### DATA FOR PROCESSING
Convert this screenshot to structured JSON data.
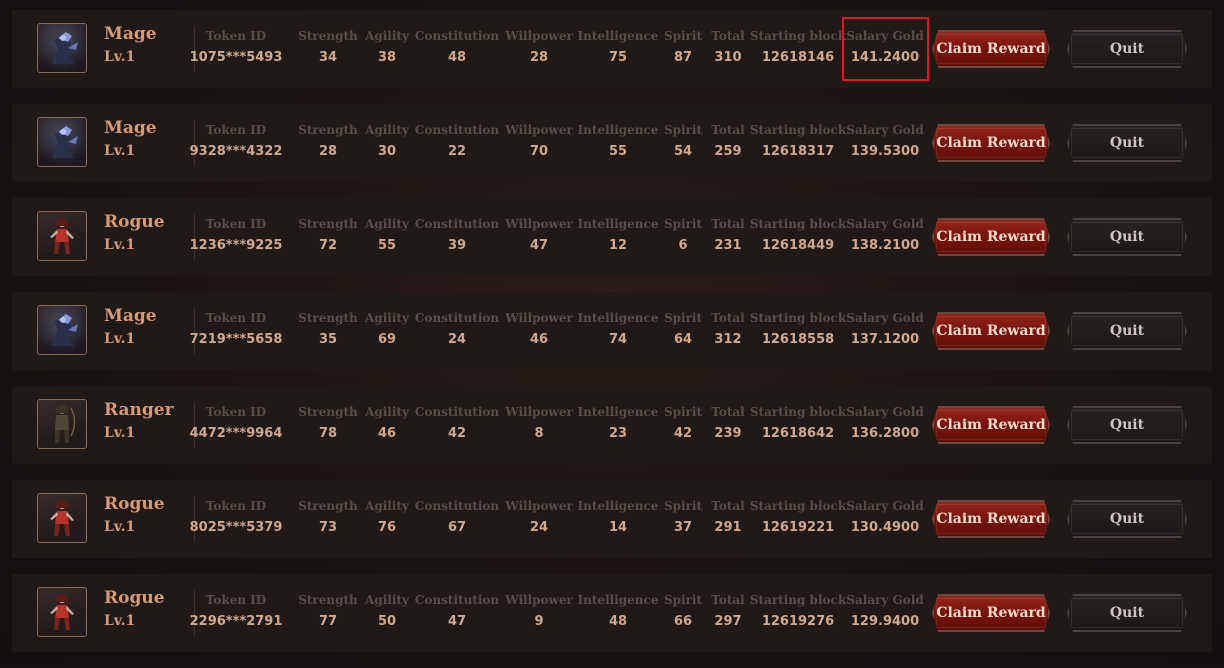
{
  "labels": {
    "token_id": "Token ID",
    "strength": "Strength",
    "agility": "Agility",
    "constitution": "Constitution",
    "willpower": "Willpower",
    "intelligence": "Intelligence",
    "spirit": "Spirit",
    "total": "Total",
    "starting_block": "Starting block",
    "salary_gold": "Salary Gold"
  },
  "buttons": {
    "claim": "Claim Reward",
    "quit": "Quit"
  },
  "colors": {
    "highlight_border": "#e8141a",
    "name_text": "#d89a72",
    "label_text": "#5a4d47",
    "value_text": "#d3a88a",
    "claim_button": "#7a140c",
    "quit_button": "#1f1b1a"
  },
  "highlighted_field": {
    "row": 0,
    "field": "salary_gold"
  },
  "heroes": [
    {
      "class": "Mage",
      "icon": "mage-portrait-icon",
      "level": "Lv.1",
      "token_id": "1075***5493",
      "strength": "34",
      "agility": "38",
      "constitution": "48",
      "willpower": "28",
      "intelligence": "75",
      "spirit": "87",
      "total": "310",
      "starting_block": "12618146",
      "salary_gold": "141.2400"
    },
    {
      "class": "Mage",
      "icon": "mage-portrait-icon",
      "level": "Lv.1",
      "token_id": "9328***4322",
      "strength": "28",
      "agility": "30",
      "constitution": "22",
      "willpower": "70",
      "intelligence": "55",
      "spirit": "54",
      "total": "259",
      "starting_block": "12618317",
      "salary_gold": "139.5300"
    },
    {
      "class": "Rogue",
      "icon": "rogue-portrait-icon",
      "level": "Lv.1",
      "token_id": "1236***9225",
      "strength": "72",
      "agility": "55",
      "constitution": "39",
      "willpower": "47",
      "intelligence": "12",
      "spirit": "6",
      "total": "231",
      "starting_block": "12618449",
      "salary_gold": "138.2100"
    },
    {
      "class": "Mage",
      "icon": "mage-portrait-icon",
      "level": "Lv.1",
      "token_id": "7219***5658",
      "strength": "35",
      "agility": "69",
      "constitution": "24",
      "willpower": "46",
      "intelligence": "74",
      "spirit": "64",
      "total": "312",
      "starting_block": "12618558",
      "salary_gold": "137.1200"
    },
    {
      "class": "Ranger",
      "icon": "ranger-portrait-icon",
      "level": "Lv.1",
      "token_id": "4472***9964",
      "strength": "78",
      "agility": "46",
      "constitution": "42",
      "willpower": "8",
      "intelligence": "23",
      "spirit": "42",
      "total": "239",
      "starting_block": "12618642",
      "salary_gold": "136.2800"
    },
    {
      "class": "Rogue",
      "icon": "rogue-portrait-icon",
      "level": "Lv.1",
      "token_id": "8025***5379",
      "strength": "73",
      "agility": "76",
      "constitution": "67",
      "willpower": "24",
      "intelligence": "14",
      "spirit": "37",
      "total": "291",
      "starting_block": "12619221",
      "salary_gold": "130.4900"
    },
    {
      "class": "Rogue",
      "icon": "rogue-portrait-icon",
      "level": "Lv.1",
      "token_id": "2296***2791",
      "strength": "77",
      "agility": "50",
      "constitution": "47",
      "willpower": "9",
      "intelligence": "48",
      "spirit": "66",
      "total": "297",
      "starting_block": "12619276",
      "salary_gold": "129.9400"
    }
  ]
}
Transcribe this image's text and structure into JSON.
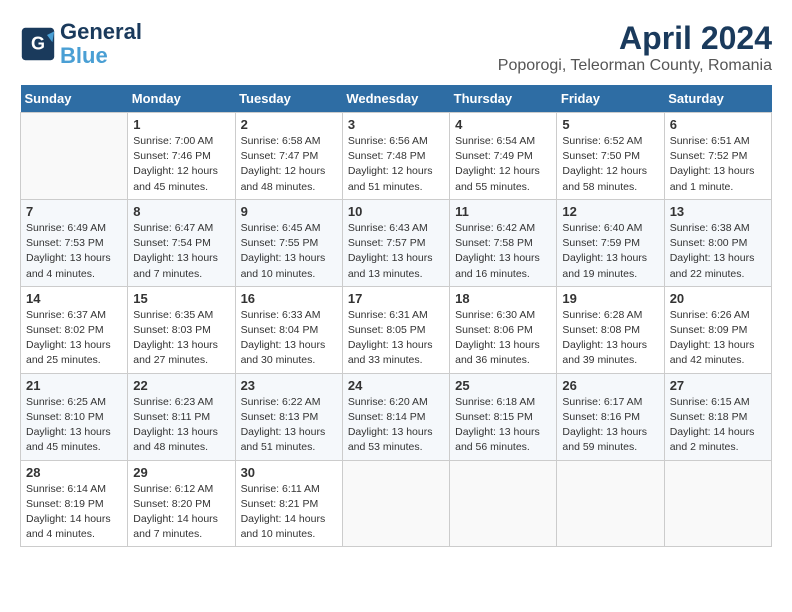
{
  "header": {
    "logo_line1": "General",
    "logo_line2": "Blue",
    "month": "April 2024",
    "location": "Poporogi, Teleorman County, Romania"
  },
  "weekdays": [
    "Sunday",
    "Monday",
    "Tuesday",
    "Wednesday",
    "Thursday",
    "Friday",
    "Saturday"
  ],
  "weeks": [
    [
      {
        "day": "",
        "info": ""
      },
      {
        "day": "1",
        "info": "Sunrise: 7:00 AM\nSunset: 7:46 PM\nDaylight: 12 hours\nand 45 minutes."
      },
      {
        "day": "2",
        "info": "Sunrise: 6:58 AM\nSunset: 7:47 PM\nDaylight: 12 hours\nand 48 minutes."
      },
      {
        "day": "3",
        "info": "Sunrise: 6:56 AM\nSunset: 7:48 PM\nDaylight: 12 hours\nand 51 minutes."
      },
      {
        "day": "4",
        "info": "Sunrise: 6:54 AM\nSunset: 7:49 PM\nDaylight: 12 hours\nand 55 minutes."
      },
      {
        "day": "5",
        "info": "Sunrise: 6:52 AM\nSunset: 7:50 PM\nDaylight: 12 hours\nand 58 minutes."
      },
      {
        "day": "6",
        "info": "Sunrise: 6:51 AM\nSunset: 7:52 PM\nDaylight: 13 hours\nand 1 minute."
      }
    ],
    [
      {
        "day": "7",
        "info": "Sunrise: 6:49 AM\nSunset: 7:53 PM\nDaylight: 13 hours\nand 4 minutes."
      },
      {
        "day": "8",
        "info": "Sunrise: 6:47 AM\nSunset: 7:54 PM\nDaylight: 13 hours\nand 7 minutes."
      },
      {
        "day": "9",
        "info": "Sunrise: 6:45 AM\nSunset: 7:55 PM\nDaylight: 13 hours\nand 10 minutes."
      },
      {
        "day": "10",
        "info": "Sunrise: 6:43 AM\nSunset: 7:57 PM\nDaylight: 13 hours\nand 13 minutes."
      },
      {
        "day": "11",
        "info": "Sunrise: 6:42 AM\nSunset: 7:58 PM\nDaylight: 13 hours\nand 16 minutes."
      },
      {
        "day": "12",
        "info": "Sunrise: 6:40 AM\nSunset: 7:59 PM\nDaylight: 13 hours\nand 19 minutes."
      },
      {
        "day": "13",
        "info": "Sunrise: 6:38 AM\nSunset: 8:00 PM\nDaylight: 13 hours\nand 22 minutes."
      }
    ],
    [
      {
        "day": "14",
        "info": "Sunrise: 6:37 AM\nSunset: 8:02 PM\nDaylight: 13 hours\nand 25 minutes."
      },
      {
        "day": "15",
        "info": "Sunrise: 6:35 AM\nSunset: 8:03 PM\nDaylight: 13 hours\nand 27 minutes."
      },
      {
        "day": "16",
        "info": "Sunrise: 6:33 AM\nSunset: 8:04 PM\nDaylight: 13 hours\nand 30 minutes."
      },
      {
        "day": "17",
        "info": "Sunrise: 6:31 AM\nSunset: 8:05 PM\nDaylight: 13 hours\nand 33 minutes."
      },
      {
        "day": "18",
        "info": "Sunrise: 6:30 AM\nSunset: 8:06 PM\nDaylight: 13 hours\nand 36 minutes."
      },
      {
        "day": "19",
        "info": "Sunrise: 6:28 AM\nSunset: 8:08 PM\nDaylight: 13 hours\nand 39 minutes."
      },
      {
        "day": "20",
        "info": "Sunrise: 6:26 AM\nSunset: 8:09 PM\nDaylight: 13 hours\nand 42 minutes."
      }
    ],
    [
      {
        "day": "21",
        "info": "Sunrise: 6:25 AM\nSunset: 8:10 PM\nDaylight: 13 hours\nand 45 minutes."
      },
      {
        "day": "22",
        "info": "Sunrise: 6:23 AM\nSunset: 8:11 PM\nDaylight: 13 hours\nand 48 minutes."
      },
      {
        "day": "23",
        "info": "Sunrise: 6:22 AM\nSunset: 8:13 PM\nDaylight: 13 hours\nand 51 minutes."
      },
      {
        "day": "24",
        "info": "Sunrise: 6:20 AM\nSunset: 8:14 PM\nDaylight: 13 hours\nand 53 minutes."
      },
      {
        "day": "25",
        "info": "Sunrise: 6:18 AM\nSunset: 8:15 PM\nDaylight: 13 hours\nand 56 minutes."
      },
      {
        "day": "26",
        "info": "Sunrise: 6:17 AM\nSunset: 8:16 PM\nDaylight: 13 hours\nand 59 minutes."
      },
      {
        "day": "27",
        "info": "Sunrise: 6:15 AM\nSunset: 8:18 PM\nDaylight: 14 hours\nand 2 minutes."
      }
    ],
    [
      {
        "day": "28",
        "info": "Sunrise: 6:14 AM\nSunset: 8:19 PM\nDaylight: 14 hours\nand 4 minutes."
      },
      {
        "day": "29",
        "info": "Sunrise: 6:12 AM\nSunset: 8:20 PM\nDaylight: 14 hours\nand 7 minutes."
      },
      {
        "day": "30",
        "info": "Sunrise: 6:11 AM\nSunset: 8:21 PM\nDaylight: 14 hours\nand 10 minutes."
      },
      {
        "day": "",
        "info": ""
      },
      {
        "day": "",
        "info": ""
      },
      {
        "day": "",
        "info": ""
      },
      {
        "day": "",
        "info": ""
      }
    ]
  ]
}
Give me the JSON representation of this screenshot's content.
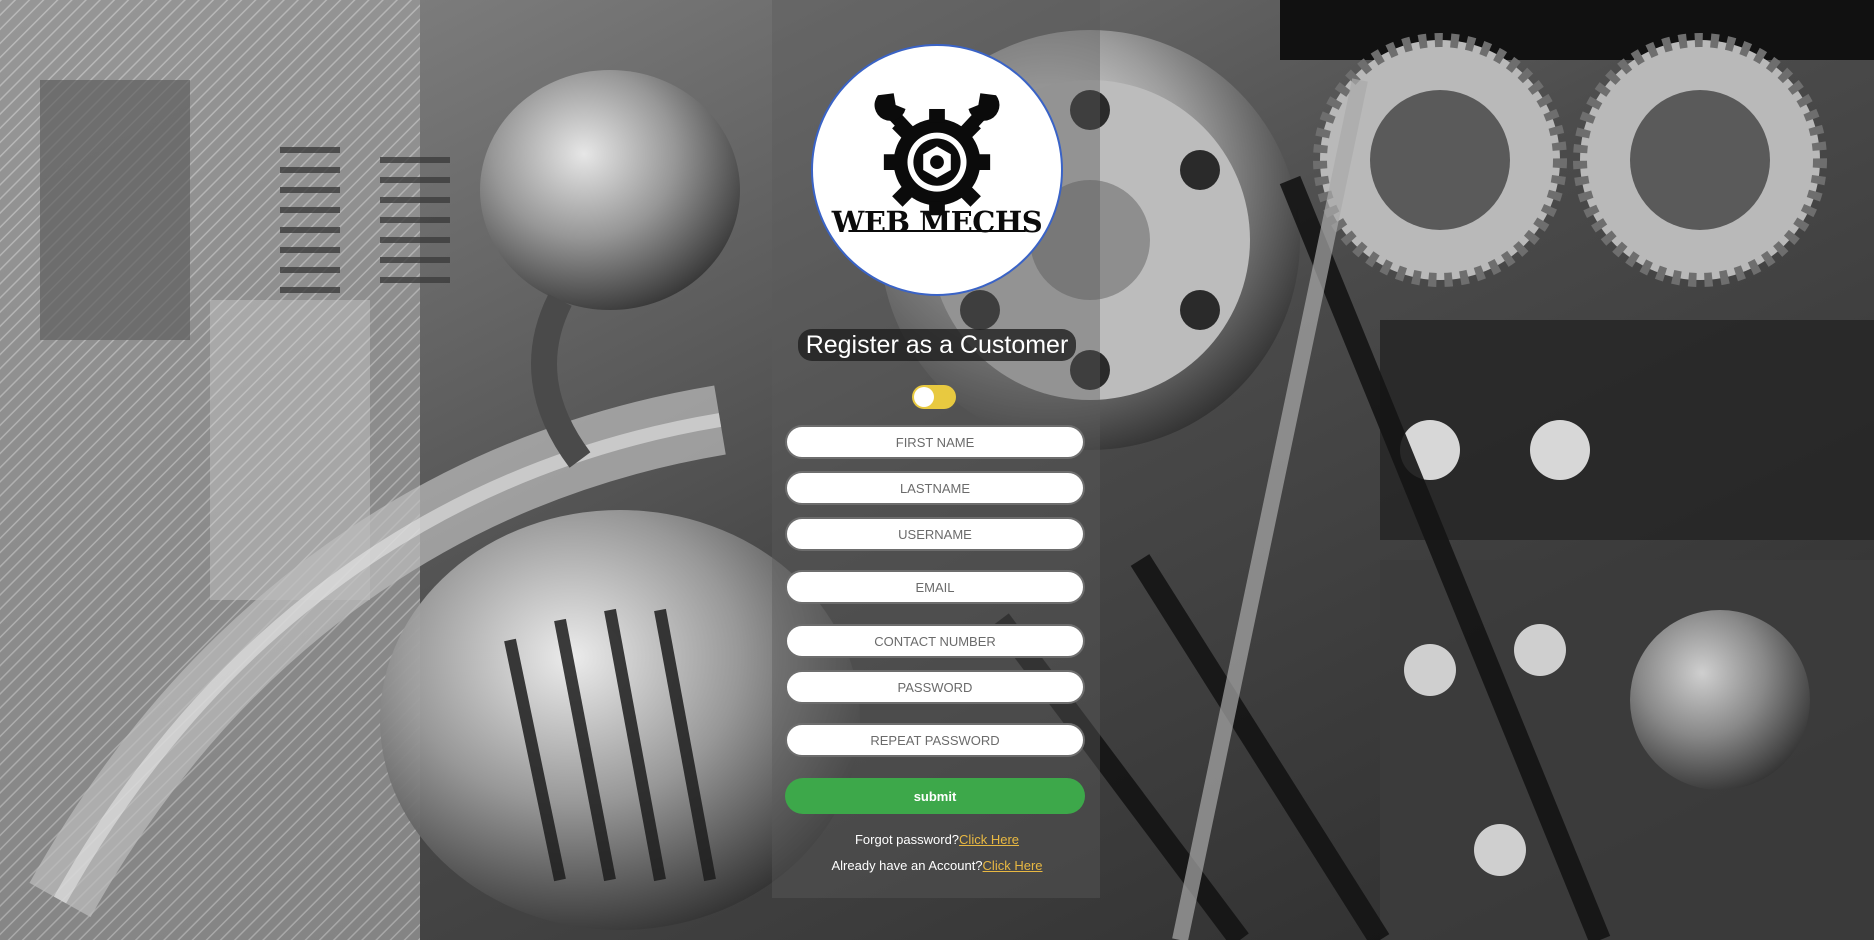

### YOUR OBJECTIVE
Figure out how many lines above include the string "screenshot", then report that number and nothing else.

### ANSWER TO THE TASK
2